GIVEN PROBLEM:
Return every line below in which "THROUGH" appears.

Dataset records
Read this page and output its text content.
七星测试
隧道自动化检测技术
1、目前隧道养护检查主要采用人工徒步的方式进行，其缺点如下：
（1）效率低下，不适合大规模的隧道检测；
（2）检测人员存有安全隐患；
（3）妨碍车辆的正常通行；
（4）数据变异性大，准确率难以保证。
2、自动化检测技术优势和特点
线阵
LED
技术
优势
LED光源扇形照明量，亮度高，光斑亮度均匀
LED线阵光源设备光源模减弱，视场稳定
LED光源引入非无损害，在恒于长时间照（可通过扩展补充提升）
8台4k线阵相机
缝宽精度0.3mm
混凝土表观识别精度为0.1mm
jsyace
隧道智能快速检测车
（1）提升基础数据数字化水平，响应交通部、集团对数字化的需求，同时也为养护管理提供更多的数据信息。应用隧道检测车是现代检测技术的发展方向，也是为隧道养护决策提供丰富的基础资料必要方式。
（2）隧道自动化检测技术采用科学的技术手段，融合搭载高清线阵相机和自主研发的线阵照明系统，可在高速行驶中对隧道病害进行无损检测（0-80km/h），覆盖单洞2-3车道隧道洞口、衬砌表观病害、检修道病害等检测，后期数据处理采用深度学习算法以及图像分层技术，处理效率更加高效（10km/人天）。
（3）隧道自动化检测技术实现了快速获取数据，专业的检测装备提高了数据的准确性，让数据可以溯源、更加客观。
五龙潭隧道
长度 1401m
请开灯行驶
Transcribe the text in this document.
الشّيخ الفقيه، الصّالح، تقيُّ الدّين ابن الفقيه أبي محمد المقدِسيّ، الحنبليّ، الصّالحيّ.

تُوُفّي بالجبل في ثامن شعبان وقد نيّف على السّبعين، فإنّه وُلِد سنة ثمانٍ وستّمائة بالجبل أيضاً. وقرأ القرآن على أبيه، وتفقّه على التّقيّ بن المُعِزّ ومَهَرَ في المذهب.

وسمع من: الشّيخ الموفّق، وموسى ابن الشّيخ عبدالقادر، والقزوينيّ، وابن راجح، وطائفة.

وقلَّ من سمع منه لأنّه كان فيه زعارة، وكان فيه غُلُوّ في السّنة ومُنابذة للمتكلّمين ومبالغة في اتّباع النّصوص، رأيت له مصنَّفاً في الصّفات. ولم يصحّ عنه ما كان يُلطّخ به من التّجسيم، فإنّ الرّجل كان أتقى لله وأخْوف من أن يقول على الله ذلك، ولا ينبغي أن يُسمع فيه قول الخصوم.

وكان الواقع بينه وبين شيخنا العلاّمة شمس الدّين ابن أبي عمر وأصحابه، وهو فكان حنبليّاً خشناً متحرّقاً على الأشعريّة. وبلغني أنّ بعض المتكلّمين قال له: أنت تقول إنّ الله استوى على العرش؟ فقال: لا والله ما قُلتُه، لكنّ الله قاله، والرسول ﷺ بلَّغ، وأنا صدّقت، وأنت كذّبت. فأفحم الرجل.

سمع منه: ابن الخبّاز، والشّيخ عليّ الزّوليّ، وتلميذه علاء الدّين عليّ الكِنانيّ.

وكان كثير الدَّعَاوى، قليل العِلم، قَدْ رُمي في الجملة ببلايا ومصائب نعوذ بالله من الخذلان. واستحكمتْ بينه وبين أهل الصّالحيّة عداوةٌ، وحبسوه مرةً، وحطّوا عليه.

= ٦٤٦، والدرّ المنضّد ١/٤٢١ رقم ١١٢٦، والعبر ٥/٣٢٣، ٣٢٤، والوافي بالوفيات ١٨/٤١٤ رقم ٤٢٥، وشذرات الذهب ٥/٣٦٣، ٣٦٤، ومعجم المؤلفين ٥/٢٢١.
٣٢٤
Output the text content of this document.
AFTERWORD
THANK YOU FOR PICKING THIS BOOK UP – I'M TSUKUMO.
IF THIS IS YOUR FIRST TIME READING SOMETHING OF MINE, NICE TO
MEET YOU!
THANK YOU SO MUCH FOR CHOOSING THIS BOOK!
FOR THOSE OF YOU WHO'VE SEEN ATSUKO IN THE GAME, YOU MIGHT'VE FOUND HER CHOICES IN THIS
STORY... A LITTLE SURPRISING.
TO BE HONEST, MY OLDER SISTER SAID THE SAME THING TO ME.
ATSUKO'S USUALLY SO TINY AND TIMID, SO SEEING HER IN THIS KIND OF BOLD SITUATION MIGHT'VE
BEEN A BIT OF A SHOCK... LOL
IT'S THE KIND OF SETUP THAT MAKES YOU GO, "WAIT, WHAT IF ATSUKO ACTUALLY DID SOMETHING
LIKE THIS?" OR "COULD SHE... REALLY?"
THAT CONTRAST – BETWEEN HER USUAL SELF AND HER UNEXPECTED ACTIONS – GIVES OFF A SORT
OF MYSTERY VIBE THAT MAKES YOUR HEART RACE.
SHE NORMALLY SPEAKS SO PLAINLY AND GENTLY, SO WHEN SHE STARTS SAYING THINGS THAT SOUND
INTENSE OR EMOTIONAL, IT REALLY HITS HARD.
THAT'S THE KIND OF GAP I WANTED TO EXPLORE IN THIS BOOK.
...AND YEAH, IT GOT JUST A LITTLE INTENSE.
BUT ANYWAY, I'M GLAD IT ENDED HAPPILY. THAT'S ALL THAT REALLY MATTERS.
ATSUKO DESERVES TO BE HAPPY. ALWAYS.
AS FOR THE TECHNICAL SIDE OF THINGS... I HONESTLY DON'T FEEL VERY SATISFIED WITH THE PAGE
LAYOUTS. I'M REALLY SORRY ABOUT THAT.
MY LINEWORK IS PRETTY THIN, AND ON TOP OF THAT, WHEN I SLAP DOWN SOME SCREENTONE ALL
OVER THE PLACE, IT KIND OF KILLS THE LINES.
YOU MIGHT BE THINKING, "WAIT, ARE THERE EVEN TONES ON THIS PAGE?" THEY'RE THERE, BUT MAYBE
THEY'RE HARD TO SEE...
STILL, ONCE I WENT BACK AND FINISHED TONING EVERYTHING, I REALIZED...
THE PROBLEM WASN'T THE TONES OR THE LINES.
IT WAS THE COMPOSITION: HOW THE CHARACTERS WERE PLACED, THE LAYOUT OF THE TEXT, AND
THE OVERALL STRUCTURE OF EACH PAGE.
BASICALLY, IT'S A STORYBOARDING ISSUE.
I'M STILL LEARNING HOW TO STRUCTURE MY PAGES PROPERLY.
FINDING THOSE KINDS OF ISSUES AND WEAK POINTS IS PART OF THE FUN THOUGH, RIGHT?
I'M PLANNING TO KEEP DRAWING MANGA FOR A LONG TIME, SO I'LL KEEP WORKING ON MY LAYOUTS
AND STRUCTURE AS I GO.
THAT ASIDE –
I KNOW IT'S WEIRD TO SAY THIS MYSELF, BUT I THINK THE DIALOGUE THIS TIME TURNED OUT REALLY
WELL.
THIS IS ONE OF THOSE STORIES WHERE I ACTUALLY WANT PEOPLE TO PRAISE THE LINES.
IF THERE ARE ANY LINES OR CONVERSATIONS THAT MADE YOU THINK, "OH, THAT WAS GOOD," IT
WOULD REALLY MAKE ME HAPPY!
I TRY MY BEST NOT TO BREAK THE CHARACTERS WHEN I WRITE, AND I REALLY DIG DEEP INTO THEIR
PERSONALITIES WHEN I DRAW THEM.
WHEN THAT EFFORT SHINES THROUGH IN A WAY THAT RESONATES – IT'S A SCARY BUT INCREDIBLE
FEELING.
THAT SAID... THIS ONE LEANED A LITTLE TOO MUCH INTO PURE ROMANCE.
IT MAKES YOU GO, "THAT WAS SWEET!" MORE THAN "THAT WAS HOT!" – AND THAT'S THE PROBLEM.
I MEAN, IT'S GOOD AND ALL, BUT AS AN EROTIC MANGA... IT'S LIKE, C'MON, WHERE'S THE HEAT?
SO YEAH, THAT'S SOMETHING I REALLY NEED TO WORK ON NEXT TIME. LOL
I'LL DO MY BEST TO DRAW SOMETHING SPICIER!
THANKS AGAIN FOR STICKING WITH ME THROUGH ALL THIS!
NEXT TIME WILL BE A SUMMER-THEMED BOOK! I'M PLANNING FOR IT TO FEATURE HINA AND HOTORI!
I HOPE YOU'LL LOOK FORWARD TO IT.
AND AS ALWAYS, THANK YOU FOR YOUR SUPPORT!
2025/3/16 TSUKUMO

SOLUTION:
WHEN THAT EFFORT SHINES THROUGH IN A WAY THAT RESONATES – IT'S A SCARY BUT INCREDIBLE
THANKS AGAIN FOR STICKING WITH ME THROUGH ALL THIS!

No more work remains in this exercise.